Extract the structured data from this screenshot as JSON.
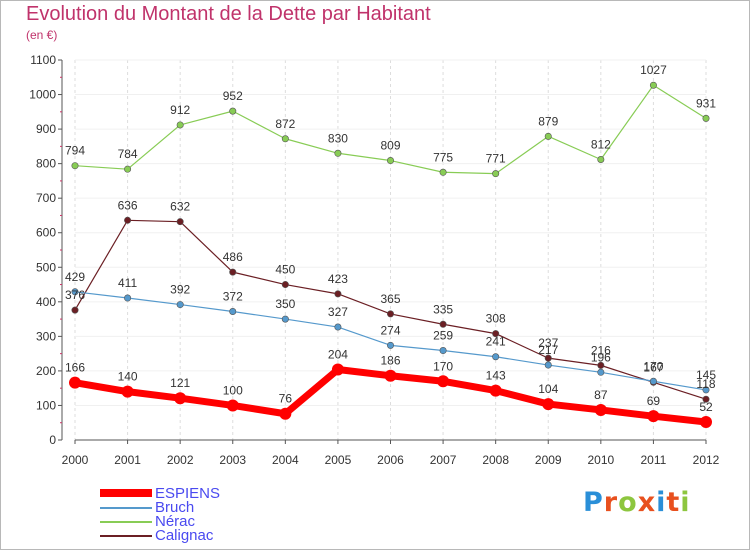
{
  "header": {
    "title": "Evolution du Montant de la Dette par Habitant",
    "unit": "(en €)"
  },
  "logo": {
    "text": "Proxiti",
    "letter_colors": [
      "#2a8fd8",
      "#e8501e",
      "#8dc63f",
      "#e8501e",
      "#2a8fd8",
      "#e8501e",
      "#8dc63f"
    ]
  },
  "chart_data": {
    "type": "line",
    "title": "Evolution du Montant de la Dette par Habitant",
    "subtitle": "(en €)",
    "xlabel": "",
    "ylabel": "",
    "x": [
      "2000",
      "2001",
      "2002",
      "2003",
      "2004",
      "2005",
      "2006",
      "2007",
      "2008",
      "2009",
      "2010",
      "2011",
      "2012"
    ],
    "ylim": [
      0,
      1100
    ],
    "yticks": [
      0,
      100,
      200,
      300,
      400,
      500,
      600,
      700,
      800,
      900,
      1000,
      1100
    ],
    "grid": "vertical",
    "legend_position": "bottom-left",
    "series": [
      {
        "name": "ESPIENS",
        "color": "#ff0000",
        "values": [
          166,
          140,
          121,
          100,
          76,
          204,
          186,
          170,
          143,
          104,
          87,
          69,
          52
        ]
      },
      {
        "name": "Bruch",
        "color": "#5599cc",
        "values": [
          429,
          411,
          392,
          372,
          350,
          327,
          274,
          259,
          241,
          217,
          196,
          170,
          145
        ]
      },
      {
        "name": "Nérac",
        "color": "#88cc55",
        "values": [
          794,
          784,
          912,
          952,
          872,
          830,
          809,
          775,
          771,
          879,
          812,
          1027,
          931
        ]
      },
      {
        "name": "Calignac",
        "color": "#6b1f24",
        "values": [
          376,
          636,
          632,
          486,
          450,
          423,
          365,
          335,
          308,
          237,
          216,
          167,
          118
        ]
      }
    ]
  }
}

### Problem statement
Check each line of the entries above for the word "name". List the ones that have it.

### Task output
        "name": "ESPIENS",
        "name": "Bruch",
        "name": "Nérac",
        "name": "Calignac",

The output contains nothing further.